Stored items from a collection
━━━━━━━━━━

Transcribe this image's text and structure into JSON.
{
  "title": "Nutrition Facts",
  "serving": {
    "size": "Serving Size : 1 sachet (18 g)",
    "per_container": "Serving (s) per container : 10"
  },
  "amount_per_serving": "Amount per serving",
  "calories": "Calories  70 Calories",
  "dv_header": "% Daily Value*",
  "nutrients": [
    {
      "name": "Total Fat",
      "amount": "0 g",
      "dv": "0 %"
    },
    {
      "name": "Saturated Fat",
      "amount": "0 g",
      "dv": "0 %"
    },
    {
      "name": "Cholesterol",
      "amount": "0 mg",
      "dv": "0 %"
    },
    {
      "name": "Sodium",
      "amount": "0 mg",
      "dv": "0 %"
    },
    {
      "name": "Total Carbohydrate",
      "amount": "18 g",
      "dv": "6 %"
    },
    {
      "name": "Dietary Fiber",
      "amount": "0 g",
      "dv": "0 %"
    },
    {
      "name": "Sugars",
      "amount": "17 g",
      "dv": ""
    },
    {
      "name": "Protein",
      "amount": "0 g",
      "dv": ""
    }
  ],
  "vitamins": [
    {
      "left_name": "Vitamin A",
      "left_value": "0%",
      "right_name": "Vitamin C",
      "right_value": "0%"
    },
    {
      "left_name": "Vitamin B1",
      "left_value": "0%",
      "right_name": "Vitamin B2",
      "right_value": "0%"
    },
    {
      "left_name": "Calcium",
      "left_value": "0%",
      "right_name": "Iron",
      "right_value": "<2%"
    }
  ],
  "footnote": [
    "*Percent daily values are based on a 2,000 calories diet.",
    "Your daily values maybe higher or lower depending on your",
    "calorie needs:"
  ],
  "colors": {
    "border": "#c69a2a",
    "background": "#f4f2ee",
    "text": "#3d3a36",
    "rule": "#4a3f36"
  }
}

━━━━━━━━━━

Work request
Look back at the records above. Repeat all of them exactly.

Reply
Transcribe this image's text and structure into JSON.
{
  "title": "Nutrition Facts",
  "serving": {
    "size": "Serving Size : 1 sachet (18 g)",
    "per_container": "Serving (s) per container : 10"
  },
  "amount_per_serving": "Amount per serving",
  "calories": "Calories  70 Calories",
  "dv_header": "% Daily Value*",
  "nutrients": [
    {
      "name": "Total Fat",
      "amount": "0 g",
      "dv": "0 %"
    },
    {
      "name": "Saturated Fat",
      "amount": "0 g",
      "dv": "0 %"
    },
    {
      "name": "Cholesterol",
      "amount": "0 mg",
      "dv": "0 %"
    },
    {
      "name": "Sodium",
      "amount": "0 mg",
      "dv": "0 %"
    },
    {
      "name": "Total Carbohydrate",
      "amount": "18 g",
      "dv": "6 %"
    },
    {
      "name": "Dietary Fiber",
      "amount": "0 g",
      "dv": "0 %"
    },
    {
      "name": "Sugars",
      "amount": "17 g",
      "dv": ""
    },
    {
      "name": "Protein",
      "amount": "0 g",
      "dv": ""
    }
  ],
  "vitamins": [
    {
      "left_name": "Vitamin A",
      "left_value": "0%",
      "right_name": "Vitamin C",
      "right_value": "0%"
    },
    {
      "left_name": "Vitamin B1",
      "left_value": "0%",
      "right_name": "Vitamin B2",
      "right_value": "0%"
    },
    {
      "left_name": "Calcium",
      "left_value": "0%",
      "right_name": "Iron",
      "right_value": "<2%"
    }
  ],
  "footnote": [
    "*Percent daily values are based on a 2,000 calories diet.",
    "Your daily values maybe higher or lower depending on your",
    "calorie needs:"
  ],
  "colors": {
    "border": "#c69a2a",
    "background": "#f4f2ee",
    "text": "#3d3a36",
    "rule": "#4a3f36"
  }
}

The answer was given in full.